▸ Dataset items

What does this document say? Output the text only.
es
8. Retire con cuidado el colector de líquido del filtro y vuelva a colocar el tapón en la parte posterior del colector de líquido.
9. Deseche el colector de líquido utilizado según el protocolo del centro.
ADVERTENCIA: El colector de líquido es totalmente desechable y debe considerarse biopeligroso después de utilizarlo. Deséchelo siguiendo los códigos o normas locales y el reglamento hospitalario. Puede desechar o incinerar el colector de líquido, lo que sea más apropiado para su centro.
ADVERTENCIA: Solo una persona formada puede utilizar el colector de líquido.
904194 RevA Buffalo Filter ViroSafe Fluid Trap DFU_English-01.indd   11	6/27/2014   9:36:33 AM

...

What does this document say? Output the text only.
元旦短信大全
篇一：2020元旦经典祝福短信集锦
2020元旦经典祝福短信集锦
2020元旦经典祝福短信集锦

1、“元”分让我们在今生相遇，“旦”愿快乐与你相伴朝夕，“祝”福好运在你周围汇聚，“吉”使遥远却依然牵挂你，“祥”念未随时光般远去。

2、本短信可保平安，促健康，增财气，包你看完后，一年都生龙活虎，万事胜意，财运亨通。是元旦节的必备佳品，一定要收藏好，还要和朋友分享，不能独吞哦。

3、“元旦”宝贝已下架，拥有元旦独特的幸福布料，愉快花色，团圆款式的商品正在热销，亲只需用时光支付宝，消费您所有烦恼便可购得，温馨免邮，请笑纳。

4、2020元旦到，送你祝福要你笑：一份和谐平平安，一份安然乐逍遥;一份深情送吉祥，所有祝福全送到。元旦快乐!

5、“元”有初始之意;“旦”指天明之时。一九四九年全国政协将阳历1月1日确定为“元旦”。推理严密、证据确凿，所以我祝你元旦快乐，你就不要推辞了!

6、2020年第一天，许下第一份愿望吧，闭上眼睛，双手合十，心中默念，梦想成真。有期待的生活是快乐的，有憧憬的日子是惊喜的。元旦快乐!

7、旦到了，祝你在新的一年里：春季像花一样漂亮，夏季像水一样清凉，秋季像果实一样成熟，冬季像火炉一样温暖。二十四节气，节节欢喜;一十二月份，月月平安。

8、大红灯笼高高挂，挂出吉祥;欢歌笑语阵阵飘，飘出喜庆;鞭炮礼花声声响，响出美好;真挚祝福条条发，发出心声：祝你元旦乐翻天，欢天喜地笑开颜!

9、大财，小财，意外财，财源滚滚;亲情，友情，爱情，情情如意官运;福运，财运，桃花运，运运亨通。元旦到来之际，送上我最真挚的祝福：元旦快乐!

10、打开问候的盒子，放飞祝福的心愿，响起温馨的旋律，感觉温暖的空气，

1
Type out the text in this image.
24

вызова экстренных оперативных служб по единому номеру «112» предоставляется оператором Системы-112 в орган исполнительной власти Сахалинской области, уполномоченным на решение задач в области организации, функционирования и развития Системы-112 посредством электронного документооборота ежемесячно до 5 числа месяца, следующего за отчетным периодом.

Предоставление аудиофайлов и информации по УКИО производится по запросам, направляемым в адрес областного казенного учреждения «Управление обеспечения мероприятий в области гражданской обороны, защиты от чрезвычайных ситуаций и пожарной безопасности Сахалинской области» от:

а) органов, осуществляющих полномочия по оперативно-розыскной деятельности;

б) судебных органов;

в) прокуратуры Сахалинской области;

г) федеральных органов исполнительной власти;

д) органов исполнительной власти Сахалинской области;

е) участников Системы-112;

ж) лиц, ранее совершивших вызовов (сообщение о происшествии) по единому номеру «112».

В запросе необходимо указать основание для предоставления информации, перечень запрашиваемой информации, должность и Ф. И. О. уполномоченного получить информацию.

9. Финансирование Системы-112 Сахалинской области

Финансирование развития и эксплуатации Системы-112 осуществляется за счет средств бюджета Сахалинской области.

* * *

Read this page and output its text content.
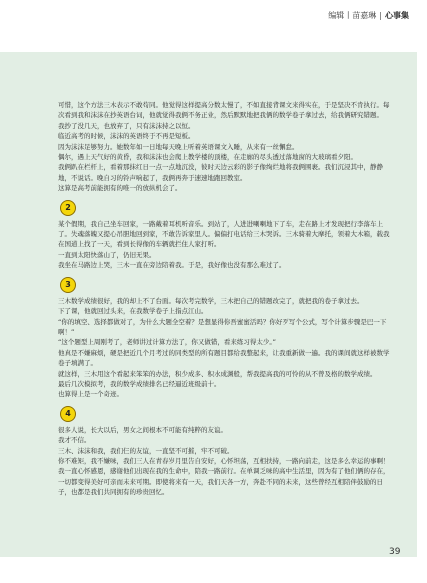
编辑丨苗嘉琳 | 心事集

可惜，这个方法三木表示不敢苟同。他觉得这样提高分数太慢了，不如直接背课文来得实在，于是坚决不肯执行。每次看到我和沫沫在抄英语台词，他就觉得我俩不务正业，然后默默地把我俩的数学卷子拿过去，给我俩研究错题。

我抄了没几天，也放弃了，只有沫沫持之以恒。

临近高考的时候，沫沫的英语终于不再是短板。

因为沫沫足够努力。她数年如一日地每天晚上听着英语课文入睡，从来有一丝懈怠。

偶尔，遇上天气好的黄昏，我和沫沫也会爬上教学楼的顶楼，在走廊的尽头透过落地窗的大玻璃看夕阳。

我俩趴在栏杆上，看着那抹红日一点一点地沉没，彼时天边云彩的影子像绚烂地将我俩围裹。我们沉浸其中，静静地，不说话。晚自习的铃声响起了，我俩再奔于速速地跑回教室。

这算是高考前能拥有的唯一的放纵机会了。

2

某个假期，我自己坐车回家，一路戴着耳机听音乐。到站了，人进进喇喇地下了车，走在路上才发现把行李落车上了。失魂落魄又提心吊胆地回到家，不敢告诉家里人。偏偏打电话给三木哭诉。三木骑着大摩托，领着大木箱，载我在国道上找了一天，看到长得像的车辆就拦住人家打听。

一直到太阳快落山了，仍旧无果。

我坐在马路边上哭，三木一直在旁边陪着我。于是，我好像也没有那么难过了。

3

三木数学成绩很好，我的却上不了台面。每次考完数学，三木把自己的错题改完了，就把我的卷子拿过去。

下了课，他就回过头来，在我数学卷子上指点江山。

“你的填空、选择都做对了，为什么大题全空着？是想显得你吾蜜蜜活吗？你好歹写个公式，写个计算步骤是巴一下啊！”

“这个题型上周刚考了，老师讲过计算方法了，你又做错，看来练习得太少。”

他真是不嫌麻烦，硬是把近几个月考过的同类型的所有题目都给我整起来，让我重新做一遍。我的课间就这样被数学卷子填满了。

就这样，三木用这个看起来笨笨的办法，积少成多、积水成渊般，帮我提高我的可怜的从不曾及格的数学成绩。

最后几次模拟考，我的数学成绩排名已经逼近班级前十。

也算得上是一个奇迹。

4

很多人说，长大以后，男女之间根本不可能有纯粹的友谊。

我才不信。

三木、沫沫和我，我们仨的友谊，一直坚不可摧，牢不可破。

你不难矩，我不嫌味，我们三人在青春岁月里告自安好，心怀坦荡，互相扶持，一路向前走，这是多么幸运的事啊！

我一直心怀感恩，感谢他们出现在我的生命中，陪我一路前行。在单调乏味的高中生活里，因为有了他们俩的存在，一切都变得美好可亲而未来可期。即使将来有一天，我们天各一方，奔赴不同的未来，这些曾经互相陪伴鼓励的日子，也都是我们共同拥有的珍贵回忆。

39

▸ Task to carry out
Copy all lines from the data that hold the word "this".

▸ Correct result
What does this document say? Output the text only.
What does this document say? Output the text only.
Type out the text in this image.
Read this page and output its text content.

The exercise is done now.